_Material provided_.
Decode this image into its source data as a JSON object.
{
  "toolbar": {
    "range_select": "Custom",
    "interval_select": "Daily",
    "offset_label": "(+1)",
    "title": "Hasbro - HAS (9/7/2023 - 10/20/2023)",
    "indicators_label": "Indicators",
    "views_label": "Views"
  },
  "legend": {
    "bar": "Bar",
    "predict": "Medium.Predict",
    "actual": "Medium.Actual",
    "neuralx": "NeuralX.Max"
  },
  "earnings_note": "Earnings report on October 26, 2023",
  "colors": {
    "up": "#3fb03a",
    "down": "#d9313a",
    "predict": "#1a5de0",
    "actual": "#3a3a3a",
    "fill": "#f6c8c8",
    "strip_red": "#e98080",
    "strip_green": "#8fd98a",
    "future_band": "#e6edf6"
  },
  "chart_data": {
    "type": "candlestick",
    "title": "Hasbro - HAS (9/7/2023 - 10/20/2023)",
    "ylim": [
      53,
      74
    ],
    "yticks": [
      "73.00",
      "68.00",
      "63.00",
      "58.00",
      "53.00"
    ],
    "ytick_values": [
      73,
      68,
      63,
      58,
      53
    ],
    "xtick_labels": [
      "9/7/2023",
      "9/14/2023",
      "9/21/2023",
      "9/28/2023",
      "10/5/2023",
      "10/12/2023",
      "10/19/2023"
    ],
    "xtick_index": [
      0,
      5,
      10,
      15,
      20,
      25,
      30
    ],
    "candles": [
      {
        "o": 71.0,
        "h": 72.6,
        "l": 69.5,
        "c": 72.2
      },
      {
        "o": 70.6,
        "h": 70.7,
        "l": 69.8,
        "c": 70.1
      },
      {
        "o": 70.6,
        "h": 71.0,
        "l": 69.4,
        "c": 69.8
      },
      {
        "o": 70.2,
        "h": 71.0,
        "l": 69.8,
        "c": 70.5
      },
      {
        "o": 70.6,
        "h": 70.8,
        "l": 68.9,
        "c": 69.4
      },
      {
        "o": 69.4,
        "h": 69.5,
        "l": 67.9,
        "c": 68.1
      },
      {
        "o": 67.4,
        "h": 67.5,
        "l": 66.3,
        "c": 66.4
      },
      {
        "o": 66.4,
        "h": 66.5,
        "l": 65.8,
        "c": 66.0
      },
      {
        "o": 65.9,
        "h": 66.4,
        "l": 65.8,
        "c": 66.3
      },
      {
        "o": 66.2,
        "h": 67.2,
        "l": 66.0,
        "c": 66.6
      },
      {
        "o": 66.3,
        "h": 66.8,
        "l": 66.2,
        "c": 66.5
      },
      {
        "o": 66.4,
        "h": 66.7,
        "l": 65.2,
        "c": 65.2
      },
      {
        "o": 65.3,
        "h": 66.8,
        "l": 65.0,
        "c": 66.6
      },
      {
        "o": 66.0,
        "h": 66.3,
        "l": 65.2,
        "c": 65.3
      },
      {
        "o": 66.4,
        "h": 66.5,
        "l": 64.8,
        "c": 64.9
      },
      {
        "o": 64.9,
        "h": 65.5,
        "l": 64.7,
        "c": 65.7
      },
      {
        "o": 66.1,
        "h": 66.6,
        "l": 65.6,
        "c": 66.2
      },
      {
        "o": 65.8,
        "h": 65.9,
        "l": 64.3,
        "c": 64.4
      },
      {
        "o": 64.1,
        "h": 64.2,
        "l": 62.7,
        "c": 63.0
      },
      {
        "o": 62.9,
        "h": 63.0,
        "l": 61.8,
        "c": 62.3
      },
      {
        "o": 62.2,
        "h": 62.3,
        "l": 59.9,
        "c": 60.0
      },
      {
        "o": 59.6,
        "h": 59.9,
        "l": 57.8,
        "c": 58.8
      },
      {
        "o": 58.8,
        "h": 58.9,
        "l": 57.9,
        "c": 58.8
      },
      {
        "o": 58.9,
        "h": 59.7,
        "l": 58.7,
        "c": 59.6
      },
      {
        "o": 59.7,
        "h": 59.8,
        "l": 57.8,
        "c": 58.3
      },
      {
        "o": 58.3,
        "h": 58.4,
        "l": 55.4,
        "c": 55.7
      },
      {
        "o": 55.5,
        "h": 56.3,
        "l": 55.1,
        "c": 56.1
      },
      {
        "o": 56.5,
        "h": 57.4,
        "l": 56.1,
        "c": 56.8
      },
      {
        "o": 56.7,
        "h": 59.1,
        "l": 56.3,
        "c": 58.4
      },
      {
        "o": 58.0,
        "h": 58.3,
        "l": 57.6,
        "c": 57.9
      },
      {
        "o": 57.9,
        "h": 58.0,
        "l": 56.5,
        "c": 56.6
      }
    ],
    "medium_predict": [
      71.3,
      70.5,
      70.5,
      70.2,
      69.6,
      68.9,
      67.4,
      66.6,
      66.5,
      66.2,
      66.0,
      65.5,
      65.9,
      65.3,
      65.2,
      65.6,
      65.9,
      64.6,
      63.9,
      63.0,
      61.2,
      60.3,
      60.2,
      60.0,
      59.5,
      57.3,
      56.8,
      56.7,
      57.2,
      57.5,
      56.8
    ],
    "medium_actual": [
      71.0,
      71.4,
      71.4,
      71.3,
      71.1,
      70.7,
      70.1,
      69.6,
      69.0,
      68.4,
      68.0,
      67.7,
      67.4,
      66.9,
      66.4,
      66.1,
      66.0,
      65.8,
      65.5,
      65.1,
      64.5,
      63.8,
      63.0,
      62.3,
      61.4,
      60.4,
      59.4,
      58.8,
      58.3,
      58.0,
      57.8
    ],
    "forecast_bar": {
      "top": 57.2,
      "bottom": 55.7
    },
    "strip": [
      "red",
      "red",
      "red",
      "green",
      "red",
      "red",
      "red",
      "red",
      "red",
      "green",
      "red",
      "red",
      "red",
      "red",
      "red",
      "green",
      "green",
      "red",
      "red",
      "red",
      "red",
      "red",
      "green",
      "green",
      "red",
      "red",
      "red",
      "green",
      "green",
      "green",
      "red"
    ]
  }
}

_Work to complete_. Reproduce every line of the data verbatim.

_Finished answer_.
Decode this image into its source data as a JSON object.
{
  "toolbar": {
    "range_select": "Custom",
    "interval_select": "Daily",
    "offset_label": "(+1)",
    "title": "Hasbro - HAS (9/7/2023 - 10/20/2023)",
    "indicators_label": "Indicators",
    "views_label": "Views"
  },
  "legend": {
    "bar": "Bar",
    "predict": "Medium.Predict",
    "actual": "Medium.Actual",
    "neuralx": "NeuralX.Max"
  },
  "earnings_note": "Earnings report on October 26, 2023",
  "colors": {
    "up": "#3fb03a",
    "down": "#d9313a",
    "predict": "#1a5de0",
    "actual": "#3a3a3a",
    "fill": "#f6c8c8",
    "strip_red": "#e98080",
    "strip_green": "#8fd98a",
    "future_band": "#e6edf6"
  },
  "chart_data": {
    "type": "candlestick",
    "title": "Hasbro - HAS (9/7/2023 - 10/20/2023)",
    "ylim": [
      53,
      74
    ],
    "yticks": [
      "73.00",
      "68.00",
      "63.00",
      "58.00",
      "53.00"
    ],
    "ytick_values": [
      73,
      68,
      63,
      58,
      53
    ],
    "xtick_labels": [
      "9/7/2023",
      "9/14/2023",
      "9/21/2023",
      "9/28/2023",
      "10/5/2023",
      "10/12/2023",
      "10/19/2023"
    ],
    "xtick_index": [
      0,
      5,
      10,
      15,
      20,
      25,
      30
    ],
    "candles": [
      {
        "o": 71.0,
        "h": 72.6,
        "l": 69.5,
        "c": 72.2
      },
      {
        "o": 70.6,
        "h": 70.7,
        "l": 69.8,
        "c": 70.1
      },
      {
        "o": 70.6,
        "h": 71.0,
        "l": 69.4,
        "c": 69.8
      },
      {
        "o": 70.2,
        "h": 71.0,
        "l": 69.8,
        "c": 70.5
      },
      {
        "o": 70.6,
        "h": 70.8,
        "l": 68.9,
        "c": 69.4
      },
      {
        "o": 69.4,
        "h": 69.5,
        "l": 67.9,
        "c": 68.1
      },
      {
        "o": 67.4,
        "h": 67.5,
        "l": 66.3,
        "c": 66.4
      },
      {
        "o": 66.4,
        "h": 66.5,
        "l": 65.8,
        "c": 66.0
      },
      {
        "o": 65.9,
        "h": 66.4,
        "l": 65.8,
        "c": 66.3
      },
      {
        "o": 66.2,
        "h": 67.2,
        "l": 66.0,
        "c": 66.6
      },
      {
        "o": 66.3,
        "h": 66.8,
        "l": 66.2,
        "c": 66.5
      },
      {
        "o": 66.4,
        "h": 66.7,
        "l": 65.2,
        "c": 65.2
      },
      {
        "o": 65.3,
        "h": 66.8,
        "l": 65.0,
        "c": 66.6
      },
      {
        "o": 66.0,
        "h": 66.3,
        "l": 65.2,
        "c": 65.3
      },
      {
        "o": 66.4,
        "h": 66.5,
        "l": 64.8,
        "c": 64.9
      },
      {
        "o": 64.9,
        "h": 65.5,
        "l": 64.7,
        "c": 65.7
      },
      {
        "o": 66.1,
        "h": 66.6,
        "l": 65.6,
        "c": 66.2
      },
      {
        "o": 65.8,
        "h": 65.9,
        "l": 64.3,
        "c": 64.4
      },
      {
        "o": 64.1,
        "h": 64.2,
        "l": 62.7,
        "c": 63.0
      },
      {
        "o": 62.9,
        "h": 63.0,
        "l": 61.8,
        "c": 62.3
      },
      {
        "o": 62.2,
        "h": 62.3,
        "l": 59.9,
        "c": 60.0
      },
      {
        "o": 59.6,
        "h": 59.9,
        "l": 57.8,
        "c": 58.8
      },
      {
        "o": 58.8,
        "h": 58.9,
        "l": 57.9,
        "c": 58.8
      },
      {
        "o": 58.9,
        "h": 59.7,
        "l": 58.7,
        "c": 59.6
      },
      {
        "o": 59.7,
        "h": 59.8,
        "l": 57.8,
        "c": 58.3
      },
      {
        "o": 58.3,
        "h": 58.4,
        "l": 55.4,
        "c": 55.7
      },
      {
        "o": 55.5,
        "h": 56.3,
        "l": 55.1,
        "c": 56.1
      },
      {
        "o": 56.5,
        "h": 57.4,
        "l": 56.1,
        "c": 56.8
      },
      {
        "o": 56.7,
        "h": 59.1,
        "l": 56.3,
        "c": 58.4
      },
      {
        "o": 58.0,
        "h": 58.3,
        "l": 57.6,
        "c": 57.9
      },
      {
        "o": 57.9,
        "h": 58.0,
        "l": 56.5,
        "c": 56.6
      }
    ],
    "medium_predict": [
      71.3,
      70.5,
      70.5,
      70.2,
      69.6,
      68.9,
      67.4,
      66.6,
      66.5,
      66.2,
      66.0,
      65.5,
      65.9,
      65.3,
      65.2,
      65.6,
      65.9,
      64.6,
      63.9,
      63.0,
      61.2,
      60.3,
      60.2,
      60.0,
      59.5,
      57.3,
      56.8,
      56.7,
      57.2,
      57.5,
      56.8
    ],
    "medium_actual": [
      71.0,
      71.4,
      71.4,
      71.3,
      71.1,
      70.7,
      70.1,
      69.6,
      69.0,
      68.4,
      68.0,
      67.7,
      67.4,
      66.9,
      66.4,
      66.1,
      66.0,
      65.8,
      65.5,
      65.1,
      64.5,
      63.8,
      63.0,
      62.3,
      61.4,
      60.4,
      59.4,
      58.8,
      58.3,
      58.0,
      57.8
    ],
    "forecast_bar": {
      "top": 57.2,
      "bottom": 55.7
    },
    "strip": [
      "red",
      "red",
      "red",
      "green",
      "red",
      "red",
      "red",
      "red",
      "red",
      "green",
      "red",
      "red",
      "red",
      "red",
      "red",
      "green",
      "green",
      "red",
      "red",
      "red",
      "red",
      "red",
      "green",
      "green",
      "red",
      "red",
      "red",
      "green",
      "green",
      "green",
      "red"
    ]
  }
}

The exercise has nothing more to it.